■ Rincian Latihan
Lanjutkan tulisan tentang turunnya harga minyak dunia mulai dari kata terakhir yang tercantum.

Turunnya
Harga Minyak Dunia
Penurunan harga minyak dunia telah mencapai
40% semenjak Juni 2014 (hingga Desember 2014). Bahkan pada 9 Desember, harga
minyak Brent menyentuh level
terendahnya dalam 5 tahun terakhir (hingga mencapai angka USD 66 per barel).
Bagi negara-negara yang memiliki ketergantungan ekonomi (khususnya ekspor) yang
tinggi terhadap minyak, hal ini merupakan suatu kabar yang kurang menyenangkan.
Venezuela contohnya, dimana komposisi ekspor minyak sebesar 96% dari total
ekspor negara mereka, belum ditambah dengan pasar ekspor utama mereka (Amerika
Serikat) yang semakin gencar menambah produksi dalam negeri. Akibatnya,
penurunan harga minyak telah menyebabkan nilai ekspor mereka menurun,
pendapatan perusahaan-perusahaan minyak (yang merupakan perusahaan negara) pun menjadi
jauh berkurang, sehingga pendapatan negara turut berkurang, selanjutnya pembelian
barang-barang impor (khususnya obat-obatan dan bahan makanan pokok) yang
didanai dari ekspor menjadi tertekan. Akibatnya Maduro (Presiden Venezuela)

■ Daftar yang Diberikan
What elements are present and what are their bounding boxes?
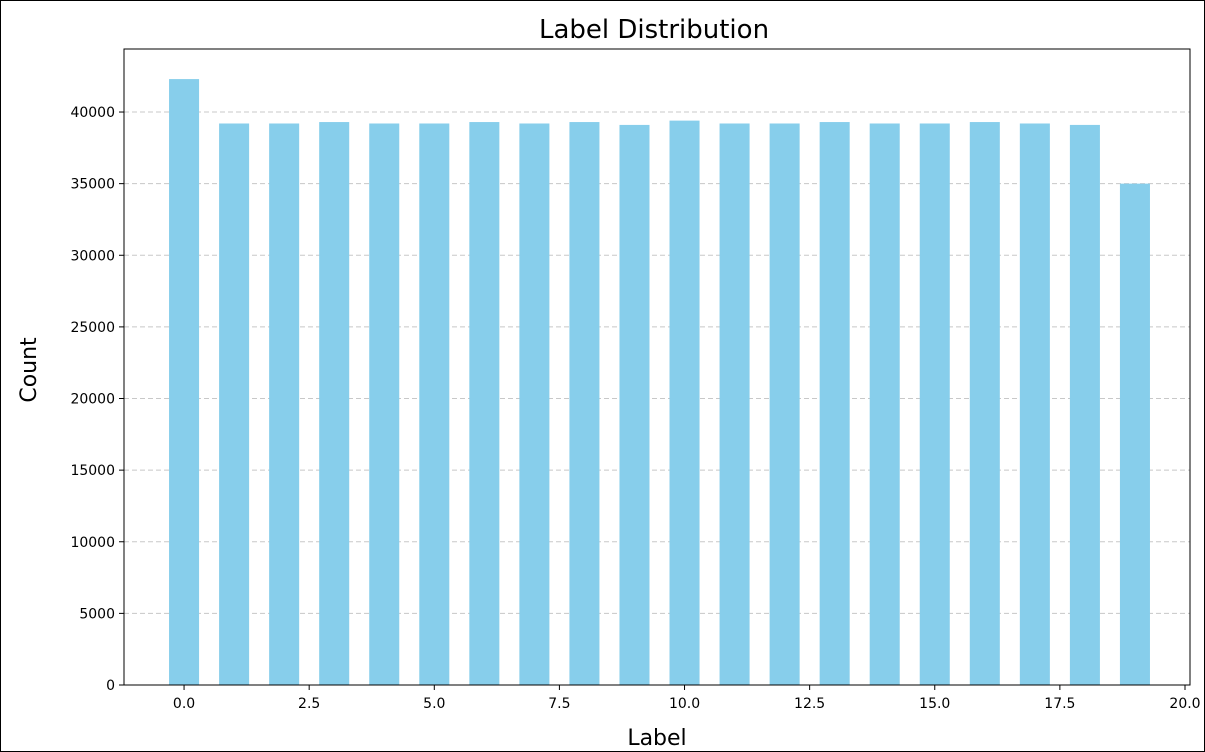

==

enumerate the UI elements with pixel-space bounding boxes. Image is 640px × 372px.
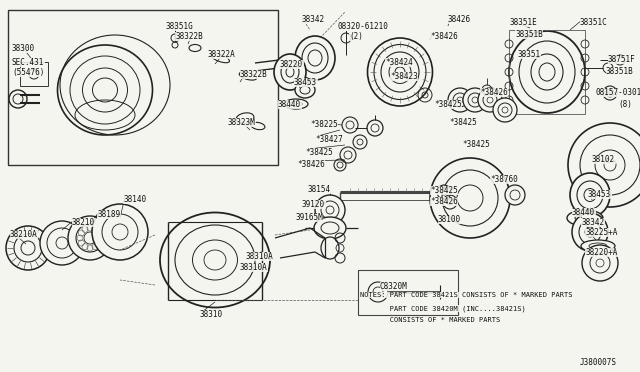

...

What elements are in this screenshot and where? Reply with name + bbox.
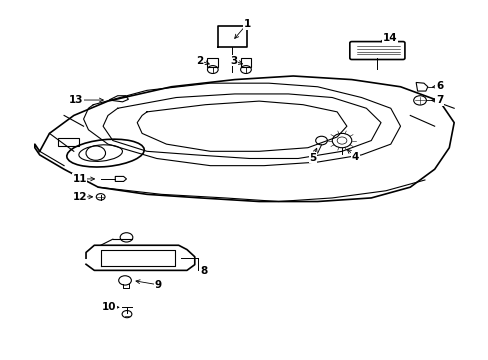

■ Jawaban Tugas
harus melakukan penghematan anggaran demi menjaga impor tetap dapat dibiayai,
bahkan Presiden terpaksa merelakan gajinya dipotong, begitupun dengan anggaran
lembaga negara serta belanja publik lainnya. Bagi Indonesia sendiri,
menurunnya harga minyak dunia telah mengurangi nilai impor minyak dan gas
sebesar 2% (mtm) atau sebesar 2,2% (yoy). Sehingga nilai impor turut
berkurang sebesar 1,4% (mtm) secara
keseluruhan, menjadi USD 15,33 milyar selama bulan Oktober. Dengan penurunan
impor tersebut, di bulan yang sama Indonesia mencatatkan trade surplus sebesar USD 20 juta (BPS, 2014). Seterusnya, hal ini menjadikan current account deficit menyempit
menjadi USD 6,8 milyar.
Lebih lanjut, akibat penurunan harga
minyak dunia ini, secara total harga komoditas dunia menjadi menurun (lihat
gambar 1). Hal ini dikarenakan penurunan harga minyak dunia menjadikan
komoditas-komoditas lain yang terkait dengan minyak (baik sebagai faktor
produksi dan distribusi) mengalami penurunan. Sehingga tidak mengherankan bila
tingkat harga dan index komoditas dunia pun turut menjadi turun.
Gambar 1 ; Commodity
Index
Sumber:
IMF (2014)
Penyebab
Turunnya Harga Minyak Dunia
Layaknya tradable goods, perubahan harga (minyak)
yang terjadi tentunya disebabkan adanya tarik-menarik antara supply-demand di pasar (komoditas).
Sehingga penurunan harga (minyak) yang terjadi saat ini cenderung menggambarkan
adanya over-supply di pasar. Setidaknya
terdapat lima hal yang menyebabkan hal ini terjadi.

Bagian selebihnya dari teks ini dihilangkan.